Work order = Report back every line from the entries below in which the word "Protocol" occurs.

Data for this task below:

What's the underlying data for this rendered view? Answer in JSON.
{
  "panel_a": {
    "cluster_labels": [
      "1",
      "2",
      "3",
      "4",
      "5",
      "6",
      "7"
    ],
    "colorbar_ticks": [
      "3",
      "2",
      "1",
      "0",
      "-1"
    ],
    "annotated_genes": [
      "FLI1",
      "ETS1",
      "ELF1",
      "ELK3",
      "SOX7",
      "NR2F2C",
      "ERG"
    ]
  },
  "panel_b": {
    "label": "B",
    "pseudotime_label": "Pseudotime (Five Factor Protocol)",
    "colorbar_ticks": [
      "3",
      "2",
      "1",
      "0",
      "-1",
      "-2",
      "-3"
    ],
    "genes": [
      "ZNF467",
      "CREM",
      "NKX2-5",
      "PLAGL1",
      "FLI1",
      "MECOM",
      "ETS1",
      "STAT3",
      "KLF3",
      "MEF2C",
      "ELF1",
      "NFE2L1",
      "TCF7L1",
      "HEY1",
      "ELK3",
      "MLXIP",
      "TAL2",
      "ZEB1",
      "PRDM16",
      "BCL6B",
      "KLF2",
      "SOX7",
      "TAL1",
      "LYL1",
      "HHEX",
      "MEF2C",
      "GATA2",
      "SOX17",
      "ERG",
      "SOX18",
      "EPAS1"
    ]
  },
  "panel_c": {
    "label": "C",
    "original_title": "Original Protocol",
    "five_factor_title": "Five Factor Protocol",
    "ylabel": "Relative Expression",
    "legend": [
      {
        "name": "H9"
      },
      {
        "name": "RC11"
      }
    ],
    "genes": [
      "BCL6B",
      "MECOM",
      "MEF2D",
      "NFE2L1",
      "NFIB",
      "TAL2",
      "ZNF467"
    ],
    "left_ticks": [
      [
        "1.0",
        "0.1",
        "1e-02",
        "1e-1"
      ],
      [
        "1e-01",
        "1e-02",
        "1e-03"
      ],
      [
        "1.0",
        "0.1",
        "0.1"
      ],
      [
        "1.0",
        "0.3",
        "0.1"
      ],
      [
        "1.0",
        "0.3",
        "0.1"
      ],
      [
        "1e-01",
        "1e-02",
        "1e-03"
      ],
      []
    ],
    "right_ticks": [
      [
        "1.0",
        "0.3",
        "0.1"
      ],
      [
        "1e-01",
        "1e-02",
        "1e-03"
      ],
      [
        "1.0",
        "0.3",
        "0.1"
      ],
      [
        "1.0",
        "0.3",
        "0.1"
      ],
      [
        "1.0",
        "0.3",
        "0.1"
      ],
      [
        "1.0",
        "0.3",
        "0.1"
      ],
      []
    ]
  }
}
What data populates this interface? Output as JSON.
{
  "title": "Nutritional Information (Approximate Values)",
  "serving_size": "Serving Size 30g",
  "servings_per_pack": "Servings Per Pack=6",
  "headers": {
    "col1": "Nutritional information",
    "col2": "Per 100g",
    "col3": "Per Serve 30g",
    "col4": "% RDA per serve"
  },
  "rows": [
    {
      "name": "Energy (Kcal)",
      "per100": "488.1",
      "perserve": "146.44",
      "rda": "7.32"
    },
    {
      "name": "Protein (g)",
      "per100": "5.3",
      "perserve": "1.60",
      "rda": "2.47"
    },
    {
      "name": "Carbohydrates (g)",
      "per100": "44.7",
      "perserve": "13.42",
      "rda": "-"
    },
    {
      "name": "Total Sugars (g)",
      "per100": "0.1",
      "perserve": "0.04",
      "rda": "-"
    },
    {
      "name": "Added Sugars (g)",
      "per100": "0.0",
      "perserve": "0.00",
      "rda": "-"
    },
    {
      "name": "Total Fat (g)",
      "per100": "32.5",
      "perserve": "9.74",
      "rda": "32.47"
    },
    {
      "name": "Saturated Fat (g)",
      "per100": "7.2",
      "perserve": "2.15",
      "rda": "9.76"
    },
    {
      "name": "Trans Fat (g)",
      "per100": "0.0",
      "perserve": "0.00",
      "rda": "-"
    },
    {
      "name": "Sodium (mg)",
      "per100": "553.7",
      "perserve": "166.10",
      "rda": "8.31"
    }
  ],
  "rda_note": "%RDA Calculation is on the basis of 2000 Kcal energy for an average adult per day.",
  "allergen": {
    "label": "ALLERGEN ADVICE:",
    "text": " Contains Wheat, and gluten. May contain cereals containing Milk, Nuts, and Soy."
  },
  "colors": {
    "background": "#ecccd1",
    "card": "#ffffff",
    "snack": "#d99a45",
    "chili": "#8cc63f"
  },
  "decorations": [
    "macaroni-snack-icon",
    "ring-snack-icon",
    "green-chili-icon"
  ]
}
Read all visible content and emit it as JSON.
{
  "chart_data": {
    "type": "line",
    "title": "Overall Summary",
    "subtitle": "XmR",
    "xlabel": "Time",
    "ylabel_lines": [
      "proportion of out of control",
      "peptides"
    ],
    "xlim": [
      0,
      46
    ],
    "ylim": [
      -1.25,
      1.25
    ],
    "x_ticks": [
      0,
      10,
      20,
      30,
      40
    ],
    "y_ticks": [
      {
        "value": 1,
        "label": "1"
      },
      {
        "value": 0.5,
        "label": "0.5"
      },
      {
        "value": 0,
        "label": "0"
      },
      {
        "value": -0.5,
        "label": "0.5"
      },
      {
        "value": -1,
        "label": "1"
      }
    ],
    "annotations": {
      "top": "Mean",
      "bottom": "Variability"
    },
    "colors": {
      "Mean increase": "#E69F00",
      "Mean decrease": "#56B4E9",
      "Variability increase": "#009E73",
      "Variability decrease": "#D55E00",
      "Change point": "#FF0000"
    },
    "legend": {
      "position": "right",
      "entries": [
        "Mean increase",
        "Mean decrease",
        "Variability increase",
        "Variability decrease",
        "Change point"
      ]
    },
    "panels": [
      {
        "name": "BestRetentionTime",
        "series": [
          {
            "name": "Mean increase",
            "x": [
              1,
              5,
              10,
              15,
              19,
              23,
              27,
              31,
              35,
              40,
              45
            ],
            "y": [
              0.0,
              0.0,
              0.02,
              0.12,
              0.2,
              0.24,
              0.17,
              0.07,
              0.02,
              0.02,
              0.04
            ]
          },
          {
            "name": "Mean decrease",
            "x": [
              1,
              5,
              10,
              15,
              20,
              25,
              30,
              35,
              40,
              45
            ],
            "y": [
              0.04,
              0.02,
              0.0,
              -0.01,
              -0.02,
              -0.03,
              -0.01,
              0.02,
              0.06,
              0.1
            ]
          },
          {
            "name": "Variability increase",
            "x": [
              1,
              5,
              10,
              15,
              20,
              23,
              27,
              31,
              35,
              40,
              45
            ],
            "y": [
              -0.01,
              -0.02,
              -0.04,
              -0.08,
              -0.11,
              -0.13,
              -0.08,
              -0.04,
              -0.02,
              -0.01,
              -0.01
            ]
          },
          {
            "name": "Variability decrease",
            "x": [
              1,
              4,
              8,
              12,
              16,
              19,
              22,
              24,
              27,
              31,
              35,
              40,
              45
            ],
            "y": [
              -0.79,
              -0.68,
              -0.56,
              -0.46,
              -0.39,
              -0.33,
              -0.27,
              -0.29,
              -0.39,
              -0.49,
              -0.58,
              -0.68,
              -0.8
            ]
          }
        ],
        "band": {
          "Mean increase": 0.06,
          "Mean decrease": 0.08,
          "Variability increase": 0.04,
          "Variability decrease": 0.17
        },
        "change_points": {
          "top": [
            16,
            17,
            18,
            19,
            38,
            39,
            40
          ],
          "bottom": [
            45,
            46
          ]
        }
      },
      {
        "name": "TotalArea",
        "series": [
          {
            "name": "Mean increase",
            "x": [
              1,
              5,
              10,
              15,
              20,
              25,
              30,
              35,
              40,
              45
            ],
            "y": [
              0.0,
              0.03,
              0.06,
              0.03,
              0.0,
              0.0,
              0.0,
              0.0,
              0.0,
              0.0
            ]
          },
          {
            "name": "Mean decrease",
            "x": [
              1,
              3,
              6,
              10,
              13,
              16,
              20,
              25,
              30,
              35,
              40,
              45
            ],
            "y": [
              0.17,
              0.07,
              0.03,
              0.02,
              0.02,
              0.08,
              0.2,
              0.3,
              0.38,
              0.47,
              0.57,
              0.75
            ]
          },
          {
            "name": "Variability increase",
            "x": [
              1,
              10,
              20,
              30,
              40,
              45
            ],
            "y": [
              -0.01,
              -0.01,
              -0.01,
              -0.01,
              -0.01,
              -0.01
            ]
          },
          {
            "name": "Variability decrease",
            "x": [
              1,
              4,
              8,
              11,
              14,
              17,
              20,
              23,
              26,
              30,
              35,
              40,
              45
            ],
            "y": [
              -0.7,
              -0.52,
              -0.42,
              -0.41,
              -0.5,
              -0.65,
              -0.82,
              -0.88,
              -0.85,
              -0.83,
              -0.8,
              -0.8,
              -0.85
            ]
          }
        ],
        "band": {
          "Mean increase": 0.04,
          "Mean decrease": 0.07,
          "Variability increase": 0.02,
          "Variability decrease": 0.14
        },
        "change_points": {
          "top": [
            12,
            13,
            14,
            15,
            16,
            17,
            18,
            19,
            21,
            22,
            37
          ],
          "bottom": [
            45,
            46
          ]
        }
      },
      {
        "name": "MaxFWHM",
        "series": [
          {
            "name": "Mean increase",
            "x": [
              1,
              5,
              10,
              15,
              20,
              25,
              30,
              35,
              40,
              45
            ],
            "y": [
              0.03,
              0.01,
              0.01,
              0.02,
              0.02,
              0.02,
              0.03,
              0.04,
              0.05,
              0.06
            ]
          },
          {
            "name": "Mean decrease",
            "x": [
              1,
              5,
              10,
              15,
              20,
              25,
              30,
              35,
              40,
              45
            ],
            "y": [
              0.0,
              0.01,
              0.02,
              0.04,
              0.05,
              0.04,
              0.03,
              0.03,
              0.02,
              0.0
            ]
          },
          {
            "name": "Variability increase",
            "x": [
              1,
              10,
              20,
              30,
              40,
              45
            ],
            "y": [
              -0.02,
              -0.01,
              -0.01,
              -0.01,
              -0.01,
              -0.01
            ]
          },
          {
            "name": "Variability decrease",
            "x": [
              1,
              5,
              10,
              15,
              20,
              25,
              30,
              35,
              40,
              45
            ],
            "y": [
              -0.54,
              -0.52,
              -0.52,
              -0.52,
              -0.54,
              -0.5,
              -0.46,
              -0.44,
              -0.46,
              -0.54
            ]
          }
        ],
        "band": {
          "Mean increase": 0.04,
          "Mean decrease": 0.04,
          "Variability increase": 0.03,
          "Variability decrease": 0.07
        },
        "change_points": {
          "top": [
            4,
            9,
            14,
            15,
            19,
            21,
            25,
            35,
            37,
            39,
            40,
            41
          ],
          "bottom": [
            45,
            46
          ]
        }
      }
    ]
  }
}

End of Data for this task.

Reply to the task =
    "pseudotime_label": "Pseudotime (Five Factor Protocol)",
    "original_title": "Original Protocol",
    "five_factor_title": "Five Factor Protocol",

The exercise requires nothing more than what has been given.